- Figure contents as structured data:
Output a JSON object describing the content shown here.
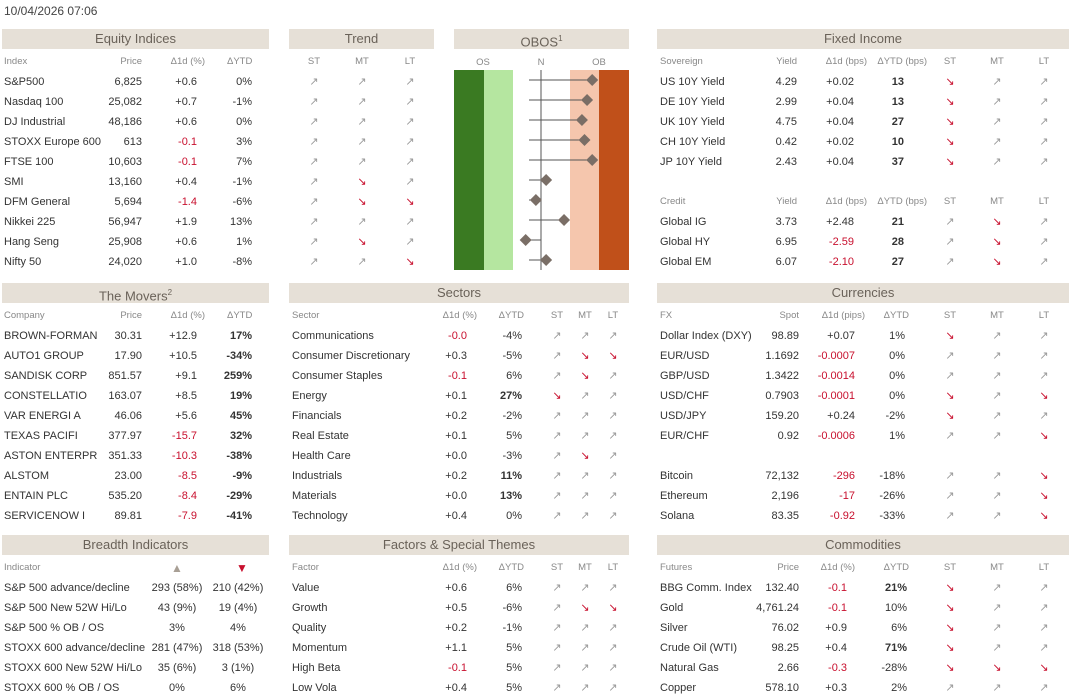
{
  "timestamp": "10/04/2026 07:06",
  "equity": {
    "title": "Equity Indices",
    "cols": [
      "Index",
      "Price",
      "Δ1d (%)",
      "ΔYTD"
    ],
    "rows": [
      {
        "name": "S&P500",
        "price": "6,825",
        "d1": "+0.6",
        "ytd": "0%",
        "d1neg": false
      },
      {
        "name": "Nasdaq 100",
        "price": "25,082",
        "d1": "+0.7",
        "ytd": "-1%",
        "d1neg": false
      },
      {
        "name": "DJ Industrial",
        "price": "48,186",
        "d1": "+0.6",
        "ytd": "0%",
        "d1neg": false
      },
      {
        "name": "STOXX Europe 600",
        "price": "613",
        "d1": "-0.1",
        "ytd": "3%",
        "d1neg": true
      },
      {
        "name": "FTSE 100",
        "price": "10,603",
        "d1": "-0.1",
        "ytd": "7%",
        "d1neg": true
      },
      {
        "name": "SMI",
        "price": "13,160",
        "d1": "+0.4",
        "ytd": "-1%",
        "d1neg": false
      },
      {
        "name": "DFM General",
        "price": "5,694",
        "d1": "-1.4",
        "ytd": "-6%",
        "d1neg": true
      },
      {
        "name": "Nikkei 225",
        "price": "56,947",
        "d1": "+1.9",
        "ytd": "13%",
        "d1neg": false
      },
      {
        "name": "Hang Seng",
        "price": "25,908",
        "d1": "+0.6",
        "ytd": "1%",
        "d1neg": false
      },
      {
        "name": "Nifty 50",
        "price": "24,020",
        "d1": "+1.0",
        "ytd": "-8%",
        "d1neg": false
      }
    ]
  },
  "trend": {
    "title": "Trend",
    "cols": [
      "ST",
      "MT",
      "LT"
    ],
    "rows": [
      [
        "up",
        "up",
        "up"
      ],
      [
        "up",
        "up",
        "up"
      ],
      [
        "up",
        "up",
        "up"
      ],
      [
        "up",
        "up",
        "up"
      ],
      [
        "up",
        "up",
        "up"
      ],
      [
        "up",
        "dn",
        "up"
      ],
      [
        "up",
        "dn",
        "dn"
      ],
      [
        "up",
        "up",
        "up"
      ],
      [
        "up",
        "dn",
        "up"
      ],
      [
        "up",
        "up",
        "dn"
      ]
    ]
  },
  "obos": {
    "title": "OBOS",
    "sup": "1",
    "labels": [
      "OS",
      "N",
      "OB"
    ],
    "colors": {
      "os_dark": "#3a7a22",
      "os_light": "#b5e6a0",
      "ob_light": "#f5c6ad",
      "ob_dark": "#c0501a",
      "marker": "#7a6e66"
    },
    "values": [
      2.0,
      1.8,
      1.6,
      1.7,
      2.0,
      0.2,
      -0.2,
      0.9,
      -0.6,
      0.2
    ]
  },
  "fixed_income": {
    "title": "Fixed Income",
    "cols": [
      "Sovereign",
      "Yield",
      "Δ1d (bps)",
      "ΔYTD (bps)",
      "ST",
      "MT",
      "LT"
    ],
    "sovereign": [
      {
        "name": "US 10Y Yield",
        "yield": "4.29",
        "d1": "+0.02",
        "ytd": "13",
        "st": "dn",
        "mt": "up",
        "lt": "up",
        "d1neg": false
      },
      {
        "name": "DE 10Y Yield",
        "yield": "2.99",
        "d1": "+0.04",
        "ytd": "13",
        "st": "dn",
        "mt": "up",
        "lt": "up",
        "d1neg": false
      },
      {
        "name": "UK 10Y Yield",
        "yield": "4.75",
        "d1": "+0.04",
        "ytd": "27",
        "st": "dn",
        "mt": "up",
        "lt": "up",
        "d1neg": false
      },
      {
        "name": "CH 10Y Yield",
        "yield": "0.42",
        "d1": "+0.02",
        "ytd": "10",
        "st": "dn",
        "mt": "up",
        "lt": "up",
        "d1neg": false
      },
      {
        "name": "JP 10Y Yield",
        "yield": "2.43",
        "d1": "+0.04",
        "ytd": "37",
        "st": "dn",
        "mt": "up",
        "lt": "up",
        "d1neg": false
      }
    ],
    "credit_cols": [
      "Credit",
      "Yield",
      "Δ1d (bps)",
      "ΔYTD (bps)",
      "ST",
      "MT",
      "LT"
    ],
    "credit": [
      {
        "name": "Global IG",
        "yield": "3.73",
        "d1": "+2.48",
        "ytd": "21",
        "st": "up",
        "mt": "dn",
        "lt": "up",
        "d1neg": false
      },
      {
        "name": "Global HY",
        "yield": "6.95",
        "d1": "-2.59",
        "ytd": "28",
        "st": "up",
        "mt": "dn",
        "lt": "up",
        "d1neg": true
      },
      {
        "name": "Global EM",
        "yield": "6.07",
        "d1": "-2.10",
        "ytd": "27",
        "st": "up",
        "mt": "dn",
        "lt": "up",
        "d1neg": true
      }
    ]
  },
  "movers": {
    "title": "The Movers",
    "sup": "2",
    "cols": [
      "Company",
      "Price",
      "Δ1d (%)",
      "ΔYTD"
    ],
    "rows": [
      {
        "name": "BROWN-FORMAN",
        "price": "30.31",
        "d1": "+12.9",
        "ytd": "17%",
        "d1neg": false
      },
      {
        "name": "AUTO1 GROUP",
        "price": "17.90",
        "d1": "+10.5",
        "ytd": "-34%",
        "d1neg": false
      },
      {
        "name": "SANDISK CORP",
        "price": "851.57",
        "d1": "+9.1",
        "ytd": "259%",
        "d1neg": false
      },
      {
        "name": "CONSTELLATIO",
        "price": "163.07",
        "d1": "+8.5",
        "ytd": "19%",
        "d1neg": false
      },
      {
        "name": "VAR ENERGI A",
        "price": "46.06",
        "d1": "+5.6",
        "ytd": "45%",
        "d1neg": false
      },
      {
        "name": "TEXAS PACIFI",
        "price": "377.97",
        "d1": "-15.7",
        "ytd": "32%",
        "d1neg": true
      },
      {
        "name": "ASTON ENTERPR",
        "price": "351.33",
        "d1": "-10.3",
        "ytd": "-38%",
        "d1neg": true
      },
      {
        "name": "ALSTOM",
        "price": "23.00",
        "d1": "-8.5",
        "ytd": "-9%",
        "d1neg": true
      },
      {
        "name": "ENTAIN PLC",
        "price": "535.20",
        "d1": "-8.4",
        "ytd": "-29%",
        "d1neg": true
      },
      {
        "name": "SERVICENOW I",
        "price": "89.81",
        "d1": "-7.9",
        "ytd": "-41%",
        "d1neg": true
      }
    ]
  },
  "sectors": {
    "title": "Sectors",
    "cols": [
      "Sector",
      "Δ1d (%)",
      "ΔYTD",
      "ST",
      "MT",
      "LT"
    ],
    "rows": [
      {
        "name": "Communications",
        "d1": "-0.0",
        "ytd": "-4%",
        "st": "up",
        "mt": "up",
        "lt": "up",
        "d1neg": true,
        "bold": false
      },
      {
        "name": "Consumer Discretionary",
        "d1": "+0.3",
        "ytd": "-5%",
        "st": "up",
        "mt": "dn",
        "lt": "dn",
        "d1neg": false,
        "bold": false
      },
      {
        "name": "Consumer Staples",
        "d1": "-0.1",
        "ytd": "6%",
        "st": "up",
        "mt": "dn",
        "lt": "up",
        "d1neg": true,
        "bold": false
      },
      {
        "name": "Energy",
        "d1": "+0.1",
        "ytd": "27%",
        "st": "dn",
        "mt": "up",
        "lt": "up",
        "d1neg": false,
        "bold": true
      },
      {
        "name": "Financials",
        "d1": "+0.2",
        "ytd": "-2%",
        "st": "up",
        "mt": "up",
        "lt": "up",
        "d1neg": false,
        "bold": false
      },
      {
        "name": "Real Estate",
        "d1": "+0.1",
        "ytd": "5%",
        "st": "up",
        "mt": "up",
        "lt": "up",
        "d1neg": false,
        "bold": false
      },
      {
        "name": "Health Care",
        "d1": "+0.0",
        "ytd": "-3%",
        "st": "up",
        "mt": "dn",
        "lt": "up",
        "d1neg": false,
        "bold": false
      },
      {
        "name": "Industrials",
        "d1": "+0.2",
        "ytd": "11%",
        "st": "up",
        "mt": "up",
        "lt": "up",
        "d1neg": false,
        "bold": true
      },
      {
        "name": "Materials",
        "d1": "+0.0",
        "ytd": "13%",
        "st": "up",
        "mt": "up",
        "lt": "up",
        "d1neg": false,
        "bold": true
      },
      {
        "name": "Technology",
        "d1": "+0.4",
        "ytd": "0%",
        "st": "up",
        "mt": "up",
        "lt": "up",
        "d1neg": false,
        "bold": false
      }
    ]
  },
  "currencies": {
    "title": "Currencies",
    "cols": [
      "FX",
      "Spot",
      "Δ1d (pips)",
      "ΔYTD",
      "ST",
      "MT",
      "LT"
    ],
    "fx": [
      {
        "name": "Dollar Index (DXY)",
        "spot": "98.89",
        "d1": "+0.07",
        "ytd": "1%",
        "st": "dn",
        "mt": "up",
        "lt": "up",
        "d1neg": false
      },
      {
        "name": "EUR/USD",
        "spot": "1.1692",
        "d1": "-0.0007",
        "ytd": "0%",
        "st": "up",
        "mt": "up",
        "lt": "up",
        "d1neg": true
      },
      {
        "name": "GBP/USD",
        "spot": "1.3422",
        "d1": "-0.0014",
        "ytd": "0%",
        "st": "up",
        "mt": "up",
        "lt": "up",
        "d1neg": true
      },
      {
        "name": "USD/CHF",
        "spot": "0.7903",
        "d1": "-0.0001",
        "ytd": "0%",
        "st": "dn",
        "mt": "up",
        "lt": "dn",
        "d1neg": true
      },
      {
        "name": "USD/JPY",
        "spot": "159.20",
        "d1": "+0.24",
        "ytd": "-2%",
        "st": "dn",
        "mt": "up",
        "lt": "up",
        "d1neg": false
      },
      {
        "name": "EUR/CHF",
        "spot": "0.92",
        "d1": "-0.0006",
        "ytd": "1%",
        "st": "up",
        "mt": "up",
        "lt": "dn",
        "d1neg": true
      }
    ],
    "crypto": [
      {
        "name": "Bitcoin",
        "spot": "72,132",
        "d1": "-296",
        "ytd": "-18%",
        "st": "up",
        "mt": "up",
        "lt": "dn",
        "d1neg": true
      },
      {
        "name": "Ethereum",
        "spot": "2,196",
        "d1": "-17",
        "ytd": "-26%",
        "st": "up",
        "mt": "up",
        "lt": "dn",
        "d1neg": true
      },
      {
        "name": "Solana",
        "spot": "83.35",
        "d1": "-0.92",
        "ytd": "-33%",
        "st": "up",
        "mt": "up",
        "lt": "dn",
        "d1neg": true
      }
    ]
  },
  "breadth": {
    "title": "Breadth Indicators",
    "cols": [
      "Indicator"
    ],
    "up_symbol": "▲",
    "down_symbol": "▼",
    "rows": [
      {
        "name": "S&P 500 advance/decline",
        "a": "293 (58%)",
        "b": "210 (42%)"
      },
      {
        "name": "S&P 500 New 52W Hi/Lo",
        "a": "43 (9%)",
        "b": "19 (4%)"
      },
      {
        "name": "S&P 500 % OB / OS",
        "a": "3%",
        "b": "4%"
      },
      {
        "name": "STOXX 600 advance/decline",
        "a": "281 (47%)",
        "b": "318 (53%)"
      },
      {
        "name": "STOXX 600 New 52W Hi/Lo",
        "a": "35 (6%)",
        "b": "3 (1%)"
      },
      {
        "name": "STOXX 600 % OB / OS",
        "a": "0%",
        "b": "6%"
      }
    ]
  },
  "factors": {
    "title": "Factors & Special Themes",
    "cols": [
      "Factor",
      "Δ1d (%)",
      "ΔYTD",
      "ST",
      "MT",
      "LT"
    ],
    "rows": [
      {
        "name": "Value",
        "d1": "+0.6",
        "ytd": "6%",
        "st": "up",
        "mt": "up",
        "lt": "up",
        "d1neg": false
      },
      {
        "name": "Growth",
        "d1": "+0.5",
        "ytd": "-6%",
        "st": "up",
        "mt": "dn",
        "lt": "dn",
        "d1neg": false
      },
      {
        "name": "Quality",
        "d1": "+0.2",
        "ytd": "-1%",
        "st": "up",
        "mt": "up",
        "lt": "up",
        "d1neg": false
      },
      {
        "name": "Momentum",
        "d1": "+1.1",
        "ytd": "5%",
        "st": "up",
        "mt": "up",
        "lt": "up",
        "d1neg": false
      },
      {
        "name": "High Beta",
        "d1": "-0.1",
        "ytd": "5%",
        "st": "up",
        "mt": "up",
        "lt": "up",
        "d1neg": true
      },
      {
        "name": "Low Vola",
        "d1": "+0.4",
        "ytd": "5%",
        "st": "up",
        "mt": "up",
        "lt": "up",
        "d1neg": false
      }
    ]
  },
  "commodities": {
    "title": "Commodities",
    "cols": [
      "Futures",
      "Price",
      "Δ1d (%)",
      "ΔYTD",
      "ST",
      "MT",
      "LT"
    ],
    "rows": [
      {
        "name": "BBG Comm. Index",
        "price": "132.40",
        "d1": "-0.1",
        "ytd": "21%",
        "st": "dn",
        "mt": "up",
        "lt": "up",
        "d1neg": true,
        "bold": true
      },
      {
        "name": "Gold",
        "price": "4,761.24",
        "d1": "-0.1",
        "ytd": "10%",
        "st": "dn",
        "mt": "up",
        "lt": "up",
        "d1neg": true,
        "bold": false
      },
      {
        "name": "Silver",
        "price": "76.02",
        "d1": "+0.9",
        "ytd": "6%",
        "st": "dn",
        "mt": "up",
        "lt": "up",
        "d1neg": false,
        "bold": false
      },
      {
        "name": "Crude Oil (WTI)",
        "price": "98.25",
        "d1": "+0.4",
        "ytd": "71%",
        "st": "dn",
        "mt": "up",
        "lt": "up",
        "d1neg": false,
        "bold": true
      },
      {
        "name": "Natural Gas",
        "price": "2.66",
        "d1": "-0.3",
        "ytd": "-28%",
        "st": "dn",
        "mt": "dn",
        "lt": "dn",
        "d1neg": true,
        "bold": false
      },
      {
        "name": "Copper",
        "price": "578.10",
        "d1": "+0.3",
        "ytd": "2%",
        "st": "up",
        "mt": "up",
        "lt": "up",
        "d1neg": false,
        "bold": false
      }
    ]
  }
}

- EXERCISE AIM:
Say how many lines in the listing above include "decline". Give nothing but the number.

- RESULT FOR THIS TASK:
2